• _Material for this task_
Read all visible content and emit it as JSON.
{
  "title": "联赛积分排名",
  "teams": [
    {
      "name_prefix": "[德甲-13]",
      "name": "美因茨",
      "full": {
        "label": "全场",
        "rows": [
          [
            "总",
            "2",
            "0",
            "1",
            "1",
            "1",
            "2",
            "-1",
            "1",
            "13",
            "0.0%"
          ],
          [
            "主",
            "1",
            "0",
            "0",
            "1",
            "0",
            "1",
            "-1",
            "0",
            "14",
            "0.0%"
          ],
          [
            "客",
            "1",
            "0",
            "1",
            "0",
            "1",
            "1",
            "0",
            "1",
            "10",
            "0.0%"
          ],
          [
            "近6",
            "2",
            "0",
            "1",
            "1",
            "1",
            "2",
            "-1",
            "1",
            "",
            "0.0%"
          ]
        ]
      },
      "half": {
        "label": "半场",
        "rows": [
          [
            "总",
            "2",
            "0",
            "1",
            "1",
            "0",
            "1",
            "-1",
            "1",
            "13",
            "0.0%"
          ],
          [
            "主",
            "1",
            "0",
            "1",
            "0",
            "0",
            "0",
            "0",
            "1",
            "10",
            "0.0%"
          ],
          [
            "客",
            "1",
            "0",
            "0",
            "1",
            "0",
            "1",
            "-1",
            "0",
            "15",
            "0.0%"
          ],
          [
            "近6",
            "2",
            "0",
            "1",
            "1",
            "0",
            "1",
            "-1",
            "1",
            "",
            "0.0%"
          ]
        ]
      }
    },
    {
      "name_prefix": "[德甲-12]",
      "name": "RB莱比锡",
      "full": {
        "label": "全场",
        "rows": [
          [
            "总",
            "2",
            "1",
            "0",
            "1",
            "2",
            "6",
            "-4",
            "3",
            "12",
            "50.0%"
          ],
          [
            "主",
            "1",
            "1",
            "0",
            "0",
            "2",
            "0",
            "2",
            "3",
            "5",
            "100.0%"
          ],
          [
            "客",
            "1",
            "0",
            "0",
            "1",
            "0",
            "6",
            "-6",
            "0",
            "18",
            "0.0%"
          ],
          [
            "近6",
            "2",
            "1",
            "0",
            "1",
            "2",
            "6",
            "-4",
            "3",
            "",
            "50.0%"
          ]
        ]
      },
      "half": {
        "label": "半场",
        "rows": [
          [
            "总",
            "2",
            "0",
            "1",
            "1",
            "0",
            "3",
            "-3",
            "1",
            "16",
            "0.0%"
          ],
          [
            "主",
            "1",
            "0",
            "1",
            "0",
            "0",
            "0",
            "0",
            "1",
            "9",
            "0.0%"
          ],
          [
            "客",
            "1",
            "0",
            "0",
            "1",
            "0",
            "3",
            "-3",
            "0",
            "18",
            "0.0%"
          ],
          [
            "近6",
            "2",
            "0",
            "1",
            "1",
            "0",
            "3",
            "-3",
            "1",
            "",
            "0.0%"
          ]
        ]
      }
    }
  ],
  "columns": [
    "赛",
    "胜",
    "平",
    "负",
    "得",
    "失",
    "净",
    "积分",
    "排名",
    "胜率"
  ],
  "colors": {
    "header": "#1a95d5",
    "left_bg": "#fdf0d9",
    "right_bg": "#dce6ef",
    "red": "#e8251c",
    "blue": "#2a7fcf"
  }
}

• _Job_
Repeat the data precisely, reproducing every entry.

• _Final result_
Read all visible content and emit it as JSON.
{
  "title": "联赛积分排名",
  "teams": [
    {
      "name_prefix": "[德甲-13]",
      "name": "美因茨",
      "full": {
        "label": "全场",
        "rows": [
          [
            "总",
            "2",
            "0",
            "1",
            "1",
            "1",
            "2",
            "-1",
            "1",
            "13",
            "0.0%"
          ],
          [
            "主",
            "1",
            "0",
            "0",
            "1",
            "0",
            "1",
            "-1",
            "0",
            "14",
            "0.0%"
          ],
          [
            "客",
            "1",
            "0",
            "1",
            "0",
            "1",
            "1",
            "0",
            "1",
            "10",
            "0.0%"
          ],
          [
            "近6",
            "2",
            "0",
            "1",
            "1",
            "1",
            "2",
            "-1",
            "1",
            "",
            "0.0%"
          ]
        ]
      },
      "half": {
        "label": "半场",
        "rows": [
          [
            "总",
            "2",
            "0",
            "1",
            "1",
            "0",
            "1",
            "-1",
            "1",
            "13",
            "0.0%"
          ],
          [
            "主",
            "1",
            "0",
            "1",
            "0",
            "0",
            "0",
            "0",
            "1",
            "10",
            "0.0%"
          ],
          [
            "客",
            "1",
            "0",
            "0",
            "1",
            "0",
            "1",
            "-1",
            "0",
            "15",
            "0.0%"
          ],
          [
            "近6",
            "2",
            "0",
            "1",
            "1",
            "0",
            "1",
            "-1",
            "1",
            "",
            "0.0%"
          ]
        ]
      }
    },
    {
      "name_prefix": "[德甲-12]",
      "name": "RB莱比锡",
      "full": {
        "label": "全场",
        "rows": [
          [
            "总",
            "2",
            "1",
            "0",
            "1",
            "2",
            "6",
            "-4",
            "3",
            "12",
            "50.0%"
          ],
          [
            "主",
            "1",
            "1",
            "0",
            "0",
            "2",
            "0",
            "2",
            "3",
            "5",
            "100.0%"
          ],
          [
            "客",
            "1",
            "0",
            "0",
            "1",
            "0",
            "6",
            "-6",
            "0",
            "18",
            "0.0%"
          ],
          [
            "近6",
            "2",
            "1",
            "0",
            "1",
            "2",
            "6",
            "-4",
            "3",
            "",
            "50.0%"
          ]
        ]
      },
      "half": {
        "label": "半场",
        "rows": [
          [
            "总",
            "2",
            "0",
            "1",
            "1",
            "0",
            "3",
            "-3",
            "1",
            "16",
            "0.0%"
          ],
          [
            "主",
            "1",
            "0",
            "1",
            "0",
            "0",
            "0",
            "0",
            "1",
            "9",
            "0.0%"
          ],
          [
            "客",
            "1",
            "0",
            "0",
            "1",
            "0",
            "3",
            "-3",
            "0",
            "18",
            "0.0%"
          ],
          [
            "近6",
            "2",
            "0",
            "1",
            "1",
            "0",
            "3",
            "-3",
            "1",
            "",
            "0.0%"
          ]
        ]
      }
    }
  ],
  "columns": [
    "赛",
    "胜",
    "平",
    "负",
    "得",
    "失",
    "净",
    "积分",
    "排名",
    "胜率"
  ],
  "colors": {
    "header": "#1a95d5",
    "left_bg": "#fdf0d9",
    "right_bg": "#dce6ef",
    "red": "#e8251c",
    "blue": "#2a7fcf"
  }
}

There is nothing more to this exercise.